Work to be completed: Each line below that contains "waybill" counts once; report the total and nothing more.

********

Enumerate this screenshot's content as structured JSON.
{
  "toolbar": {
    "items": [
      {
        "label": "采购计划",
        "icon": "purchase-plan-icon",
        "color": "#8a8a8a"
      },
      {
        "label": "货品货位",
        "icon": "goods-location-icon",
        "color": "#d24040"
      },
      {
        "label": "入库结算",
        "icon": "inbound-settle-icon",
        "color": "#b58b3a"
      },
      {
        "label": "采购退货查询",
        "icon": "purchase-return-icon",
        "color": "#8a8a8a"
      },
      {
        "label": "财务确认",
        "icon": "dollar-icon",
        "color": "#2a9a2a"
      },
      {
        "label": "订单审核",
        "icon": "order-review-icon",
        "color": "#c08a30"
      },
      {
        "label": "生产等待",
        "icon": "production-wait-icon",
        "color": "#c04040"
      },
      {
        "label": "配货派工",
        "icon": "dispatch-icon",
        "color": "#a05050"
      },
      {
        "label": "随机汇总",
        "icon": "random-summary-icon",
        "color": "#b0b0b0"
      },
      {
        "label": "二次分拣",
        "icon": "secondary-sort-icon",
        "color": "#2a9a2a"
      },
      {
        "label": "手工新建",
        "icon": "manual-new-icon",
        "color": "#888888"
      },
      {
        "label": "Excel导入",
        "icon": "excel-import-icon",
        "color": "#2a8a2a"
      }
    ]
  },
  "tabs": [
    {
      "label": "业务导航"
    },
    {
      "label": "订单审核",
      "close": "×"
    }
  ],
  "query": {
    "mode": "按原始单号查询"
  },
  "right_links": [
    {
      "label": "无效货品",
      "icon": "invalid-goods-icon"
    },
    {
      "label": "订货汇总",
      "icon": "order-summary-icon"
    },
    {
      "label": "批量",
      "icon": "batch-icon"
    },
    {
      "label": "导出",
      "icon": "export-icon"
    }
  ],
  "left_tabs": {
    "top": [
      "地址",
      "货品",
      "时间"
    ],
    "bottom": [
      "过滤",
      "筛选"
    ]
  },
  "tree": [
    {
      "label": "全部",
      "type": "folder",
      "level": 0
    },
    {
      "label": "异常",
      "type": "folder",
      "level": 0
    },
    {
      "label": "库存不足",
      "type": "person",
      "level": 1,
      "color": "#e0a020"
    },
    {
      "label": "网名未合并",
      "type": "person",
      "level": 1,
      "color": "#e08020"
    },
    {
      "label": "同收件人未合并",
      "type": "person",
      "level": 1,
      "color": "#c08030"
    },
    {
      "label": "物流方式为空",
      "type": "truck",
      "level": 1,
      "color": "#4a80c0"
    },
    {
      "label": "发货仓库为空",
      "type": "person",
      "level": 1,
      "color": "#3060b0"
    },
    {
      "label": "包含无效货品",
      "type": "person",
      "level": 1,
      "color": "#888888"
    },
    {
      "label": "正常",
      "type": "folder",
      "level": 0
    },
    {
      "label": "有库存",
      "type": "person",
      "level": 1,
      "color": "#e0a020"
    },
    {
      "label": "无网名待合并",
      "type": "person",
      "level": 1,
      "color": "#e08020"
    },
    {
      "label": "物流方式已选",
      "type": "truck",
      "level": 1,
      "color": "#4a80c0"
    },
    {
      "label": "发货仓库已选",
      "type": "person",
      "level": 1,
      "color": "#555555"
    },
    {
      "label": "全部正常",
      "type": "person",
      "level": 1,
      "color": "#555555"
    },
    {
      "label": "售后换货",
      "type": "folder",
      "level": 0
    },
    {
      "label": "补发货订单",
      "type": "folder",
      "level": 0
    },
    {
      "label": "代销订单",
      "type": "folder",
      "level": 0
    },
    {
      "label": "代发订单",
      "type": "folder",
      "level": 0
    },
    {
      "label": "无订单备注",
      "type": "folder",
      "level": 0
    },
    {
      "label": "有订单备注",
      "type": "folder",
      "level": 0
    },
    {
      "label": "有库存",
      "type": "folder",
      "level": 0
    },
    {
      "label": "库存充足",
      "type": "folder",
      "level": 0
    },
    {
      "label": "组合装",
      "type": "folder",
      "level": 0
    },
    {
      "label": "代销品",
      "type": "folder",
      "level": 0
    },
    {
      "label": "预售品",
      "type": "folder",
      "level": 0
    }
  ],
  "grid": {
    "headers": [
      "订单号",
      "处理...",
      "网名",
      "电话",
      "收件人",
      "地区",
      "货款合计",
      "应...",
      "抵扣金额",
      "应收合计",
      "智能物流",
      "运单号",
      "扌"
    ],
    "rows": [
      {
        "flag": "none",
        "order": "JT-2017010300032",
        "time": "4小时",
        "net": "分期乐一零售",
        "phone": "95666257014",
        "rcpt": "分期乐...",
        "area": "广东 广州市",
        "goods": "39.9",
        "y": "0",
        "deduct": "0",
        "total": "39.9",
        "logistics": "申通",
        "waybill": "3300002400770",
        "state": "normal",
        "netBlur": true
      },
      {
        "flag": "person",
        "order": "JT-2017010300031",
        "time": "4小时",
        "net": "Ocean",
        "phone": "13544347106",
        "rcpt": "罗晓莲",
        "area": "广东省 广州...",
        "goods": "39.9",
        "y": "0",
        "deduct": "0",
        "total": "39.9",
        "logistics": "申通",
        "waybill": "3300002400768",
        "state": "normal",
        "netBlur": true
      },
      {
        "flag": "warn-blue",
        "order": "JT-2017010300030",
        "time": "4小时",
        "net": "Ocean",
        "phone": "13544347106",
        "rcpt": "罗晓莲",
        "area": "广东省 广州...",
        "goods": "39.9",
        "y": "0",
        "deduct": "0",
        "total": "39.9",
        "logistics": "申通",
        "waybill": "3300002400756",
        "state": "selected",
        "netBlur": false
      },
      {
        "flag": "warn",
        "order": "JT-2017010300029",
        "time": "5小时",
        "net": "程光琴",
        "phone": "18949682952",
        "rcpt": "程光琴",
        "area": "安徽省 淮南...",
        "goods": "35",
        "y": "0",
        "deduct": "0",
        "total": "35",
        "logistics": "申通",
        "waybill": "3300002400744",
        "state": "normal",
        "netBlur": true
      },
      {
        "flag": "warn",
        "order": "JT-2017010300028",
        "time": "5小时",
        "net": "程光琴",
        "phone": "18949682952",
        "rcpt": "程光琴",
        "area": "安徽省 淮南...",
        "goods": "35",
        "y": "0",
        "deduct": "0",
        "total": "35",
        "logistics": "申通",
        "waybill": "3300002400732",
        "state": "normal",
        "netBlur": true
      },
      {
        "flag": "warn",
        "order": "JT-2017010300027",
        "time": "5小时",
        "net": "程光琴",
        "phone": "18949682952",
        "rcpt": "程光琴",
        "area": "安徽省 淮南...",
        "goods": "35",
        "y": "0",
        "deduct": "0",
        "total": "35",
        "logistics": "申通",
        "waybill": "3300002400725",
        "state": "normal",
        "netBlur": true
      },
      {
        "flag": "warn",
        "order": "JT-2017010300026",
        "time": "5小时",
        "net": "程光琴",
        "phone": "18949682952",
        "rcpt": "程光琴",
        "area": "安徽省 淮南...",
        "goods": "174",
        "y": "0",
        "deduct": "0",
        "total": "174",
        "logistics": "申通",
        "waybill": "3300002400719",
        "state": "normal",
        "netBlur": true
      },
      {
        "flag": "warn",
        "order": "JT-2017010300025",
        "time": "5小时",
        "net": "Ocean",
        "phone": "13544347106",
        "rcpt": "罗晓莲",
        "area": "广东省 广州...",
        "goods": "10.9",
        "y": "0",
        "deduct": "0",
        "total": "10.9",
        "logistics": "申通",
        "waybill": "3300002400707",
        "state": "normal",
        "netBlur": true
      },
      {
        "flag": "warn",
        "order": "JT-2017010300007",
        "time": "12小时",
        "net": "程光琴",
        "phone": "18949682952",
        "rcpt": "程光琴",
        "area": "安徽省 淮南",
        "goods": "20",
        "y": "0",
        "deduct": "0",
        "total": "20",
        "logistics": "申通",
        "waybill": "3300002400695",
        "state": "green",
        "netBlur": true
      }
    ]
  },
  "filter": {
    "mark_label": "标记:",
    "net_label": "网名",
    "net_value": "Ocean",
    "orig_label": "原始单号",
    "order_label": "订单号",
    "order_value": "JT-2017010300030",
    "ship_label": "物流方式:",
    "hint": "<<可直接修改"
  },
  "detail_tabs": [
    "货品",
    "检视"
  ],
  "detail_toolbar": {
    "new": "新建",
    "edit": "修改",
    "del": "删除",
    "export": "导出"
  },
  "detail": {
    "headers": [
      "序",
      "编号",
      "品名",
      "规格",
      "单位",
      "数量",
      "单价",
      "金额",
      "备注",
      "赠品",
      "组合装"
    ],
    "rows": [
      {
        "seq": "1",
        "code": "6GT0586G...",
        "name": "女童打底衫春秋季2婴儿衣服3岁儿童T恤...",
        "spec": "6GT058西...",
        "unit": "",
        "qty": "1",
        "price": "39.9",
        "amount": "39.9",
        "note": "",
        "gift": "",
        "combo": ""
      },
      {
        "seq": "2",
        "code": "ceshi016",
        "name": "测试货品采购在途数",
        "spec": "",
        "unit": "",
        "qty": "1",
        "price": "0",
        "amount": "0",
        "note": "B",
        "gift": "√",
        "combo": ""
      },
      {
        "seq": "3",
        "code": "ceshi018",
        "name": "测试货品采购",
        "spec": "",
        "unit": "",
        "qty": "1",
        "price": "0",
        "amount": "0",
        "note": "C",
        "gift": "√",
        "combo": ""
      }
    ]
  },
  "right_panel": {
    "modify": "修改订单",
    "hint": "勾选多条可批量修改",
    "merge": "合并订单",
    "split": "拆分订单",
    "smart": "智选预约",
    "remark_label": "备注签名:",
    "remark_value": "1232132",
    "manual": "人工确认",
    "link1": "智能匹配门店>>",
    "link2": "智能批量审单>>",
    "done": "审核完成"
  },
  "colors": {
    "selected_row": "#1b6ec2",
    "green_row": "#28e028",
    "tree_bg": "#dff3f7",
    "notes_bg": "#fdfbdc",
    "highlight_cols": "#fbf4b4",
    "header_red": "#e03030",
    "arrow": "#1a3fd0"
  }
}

********

Full solution: 9